**JOB**
The records are to be restated in their entirety, word for word.

[Entries from a dataset]

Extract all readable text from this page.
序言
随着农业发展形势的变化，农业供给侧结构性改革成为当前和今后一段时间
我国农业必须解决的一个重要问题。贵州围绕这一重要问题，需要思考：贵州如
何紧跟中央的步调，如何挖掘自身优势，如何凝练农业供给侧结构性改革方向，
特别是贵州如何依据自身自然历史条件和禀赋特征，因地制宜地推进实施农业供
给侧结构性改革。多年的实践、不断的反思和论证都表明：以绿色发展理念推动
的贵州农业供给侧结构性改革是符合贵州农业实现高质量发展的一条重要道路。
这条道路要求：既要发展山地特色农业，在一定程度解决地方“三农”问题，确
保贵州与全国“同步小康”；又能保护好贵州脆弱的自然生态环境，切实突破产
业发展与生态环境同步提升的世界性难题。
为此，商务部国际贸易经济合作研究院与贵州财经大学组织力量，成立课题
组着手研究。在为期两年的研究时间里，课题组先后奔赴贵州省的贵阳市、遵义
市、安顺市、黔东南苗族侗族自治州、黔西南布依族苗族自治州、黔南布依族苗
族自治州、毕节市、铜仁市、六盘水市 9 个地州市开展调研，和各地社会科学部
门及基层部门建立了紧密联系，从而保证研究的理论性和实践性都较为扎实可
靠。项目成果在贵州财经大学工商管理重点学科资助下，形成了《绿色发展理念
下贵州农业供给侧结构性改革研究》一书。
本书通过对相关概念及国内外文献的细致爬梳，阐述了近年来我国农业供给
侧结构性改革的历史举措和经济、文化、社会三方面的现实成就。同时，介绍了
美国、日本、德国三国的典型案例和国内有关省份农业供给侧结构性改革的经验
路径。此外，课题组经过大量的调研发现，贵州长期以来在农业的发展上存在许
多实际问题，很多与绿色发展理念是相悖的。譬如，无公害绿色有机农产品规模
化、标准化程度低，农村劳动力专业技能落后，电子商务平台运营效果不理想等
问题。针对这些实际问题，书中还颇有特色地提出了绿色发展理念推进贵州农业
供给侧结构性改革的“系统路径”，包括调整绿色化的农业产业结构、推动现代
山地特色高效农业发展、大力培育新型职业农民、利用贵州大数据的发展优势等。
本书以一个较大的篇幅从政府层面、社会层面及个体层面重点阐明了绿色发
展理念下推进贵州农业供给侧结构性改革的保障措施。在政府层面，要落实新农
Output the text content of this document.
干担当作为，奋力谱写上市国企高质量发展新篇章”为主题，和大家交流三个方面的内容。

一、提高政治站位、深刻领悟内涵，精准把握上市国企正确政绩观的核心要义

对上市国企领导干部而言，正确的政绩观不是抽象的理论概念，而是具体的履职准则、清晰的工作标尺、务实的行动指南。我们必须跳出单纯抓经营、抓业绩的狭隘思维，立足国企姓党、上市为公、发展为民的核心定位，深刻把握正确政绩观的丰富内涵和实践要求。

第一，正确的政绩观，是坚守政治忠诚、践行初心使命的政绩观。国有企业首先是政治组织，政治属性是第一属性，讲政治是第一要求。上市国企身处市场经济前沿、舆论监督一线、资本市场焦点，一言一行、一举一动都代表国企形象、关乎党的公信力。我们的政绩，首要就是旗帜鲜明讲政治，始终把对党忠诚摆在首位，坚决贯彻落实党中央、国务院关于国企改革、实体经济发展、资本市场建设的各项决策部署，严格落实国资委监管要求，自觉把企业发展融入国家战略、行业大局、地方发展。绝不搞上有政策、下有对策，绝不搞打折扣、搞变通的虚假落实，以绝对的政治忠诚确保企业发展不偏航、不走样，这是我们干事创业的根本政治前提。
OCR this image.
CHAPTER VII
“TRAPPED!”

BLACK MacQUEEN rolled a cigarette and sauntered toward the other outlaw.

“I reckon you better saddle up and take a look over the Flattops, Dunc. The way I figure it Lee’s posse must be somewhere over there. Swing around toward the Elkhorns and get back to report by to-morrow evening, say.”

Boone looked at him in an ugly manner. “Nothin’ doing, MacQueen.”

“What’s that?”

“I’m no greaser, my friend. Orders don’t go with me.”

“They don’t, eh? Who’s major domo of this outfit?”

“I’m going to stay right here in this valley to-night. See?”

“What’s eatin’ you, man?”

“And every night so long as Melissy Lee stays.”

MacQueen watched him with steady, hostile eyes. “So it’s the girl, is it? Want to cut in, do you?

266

**THE REPLY**
Extract all readable text from this page.
序言
随着农业发展形势的变化，农业供给侧结构性改革成为当前和今后一段时间
我国农业必须解决的一个重要问题。贵州围绕这一重要问题，需要思考：贵州如
何紧跟中央的步调，如何挖掘自身优势，如何凝练农业供给侧结构性改革方向，
特别是贵州如何依据自身自然历史条件和禀赋特征，因地制宜地推进实施农业供
给侧结构性改革。多年的实践、不断的反思和论证都表明：以绿色发展理念推动
的贵州农业供给侧结构性改革是符合贵州农业实现高质量发展的一条重要道路。
这条道路要求：既要发展山地特色农业，在一定程度解决地方“三农”问题，确
保贵州与全国“同步小康”；又能保护好贵州脆弱的自然生态环境，切实突破产
业发展与生态环境同步提升的世界性难题。
为此，商务部国际贸易经济合作研究院与贵州财经大学组织力量，成立课题
组着手研究。在为期两年的研究时间里，课题组先后奔赴贵州省的贵阳市、遵义
市、安顺市、黔东南苗族侗族自治州、黔西南布依族苗族自治州、黔南布依族苗
族自治州、毕节市、铜仁市、六盘水市 9 个地州市开展调研，和各地社会科学部
门及基层部门建立了紧密联系，从而保证研究的理论性和实践性都较为扎实可
靠。项目成果在贵州财经大学工商管理重点学科资助下，形成了《绿色发展理念
下贵州农业供给侧结构性改革研究》一书。
本书通过对相关概念及国内外文献的细致爬梳，阐述了近年来我国农业供给
侧结构性改革的历史举措和经济、文化、社会三方面的现实成就。同时，介绍了
美国、日本、德国三国的典型案例和国内有关省份农业供给侧结构性改革的经验
路径。此外，课题组经过大量的调研发现，贵州长期以来在农业的发展上存在许
多实际问题，很多与绿色发展理念是相悖的。譬如，无公害绿色有机农产品规模
化、标准化程度低，农村劳动力专业技能落后，电子商务平台运营效果不理想等
问题。针对这些实际问题，书中还颇有特色地提出了绿色发展理念推进贵州农业
供给侧结构性改革的“系统路径”，包括调整绿色化的农业产业结构、推动现代
山地特色高效农业发展、大力培育新型职业农民、利用贵州大数据的发展优势等。
本书以一个较大的篇幅从政府层面、社会层面及个体层面重点阐明了绿色发
展理念下推进贵州农业供给侧结构性改革的保障措施。在政府层面，要落实新农
Output the text content of this document.
干担当作为，奋力谱写上市国企高质量发展新篇章”为主题，和大家交流三个方面的内容。

一、提高政治站位、深刻领悟内涵，精准把握上市国企正确政绩观的核心要义

对上市国企领导干部而言，正确的政绩观不是抽象的理论概念，而是具体的履职准则、清晰的工作标尺、务实的行动指南。我们必须跳出单纯抓经营、抓业绩的狭隘思维，立足国企姓党、上市为公、发展为民的核心定位，深刻把握正确政绩观的丰富内涵和实践要求。

第一，正确的政绩观，是坚守政治忠诚、践行初心使命的政绩观。国有企业首先是政治组织，政治属性是第一属性，讲政治是第一要求。上市国企身处市场经济前沿、舆论监督一线、资本市场焦点，一言一行、一举一动都代表国企形象、关乎党的公信力。我们的政绩，首要就是旗帜鲜明讲政治，始终把对党忠诚摆在首位，坚决贯彻落实党中央、国务院关于国企改革、实体经济发展、资本市场建设的各项决策部署，严格落实国资委监管要求，自觉把企业发展融入国家战略、行业大局、地方发展。绝不搞上有政策、下有对策，绝不搞打折扣、搞变通的虚假落实，以绝对的政治忠诚确保企业发展不偏航、不走样，这是我们干事创业的根本政治前提。
OCR this image.
CHAPTER VII
“TRAPPED!”

BLACK MacQUEEN rolled a cigarette and sauntered toward the other outlaw.

“I reckon you better saddle up and take a look over the Flattops, Dunc. The way I figure it Lee’s posse must be somewhere over there. Swing around toward the Elkhorns and get back to report by to-morrow evening, say.”

Boone looked at him in an ugly manner. “Nothin’ doing, MacQueen.”

“What’s that?”

“I’m no greaser, my friend. Orders don’t go with me.”

“They don’t, eh? Who’s major domo of this outfit?”

“I’m going to stay right here in this valley to-night. See?”

“What’s eatin’ you, man?”

“And every night so long as Melissy Lee stays.”

MacQueen watched him with steady, hostile eyes. “So it’s the girl, is it? Want to cut in, do you?

266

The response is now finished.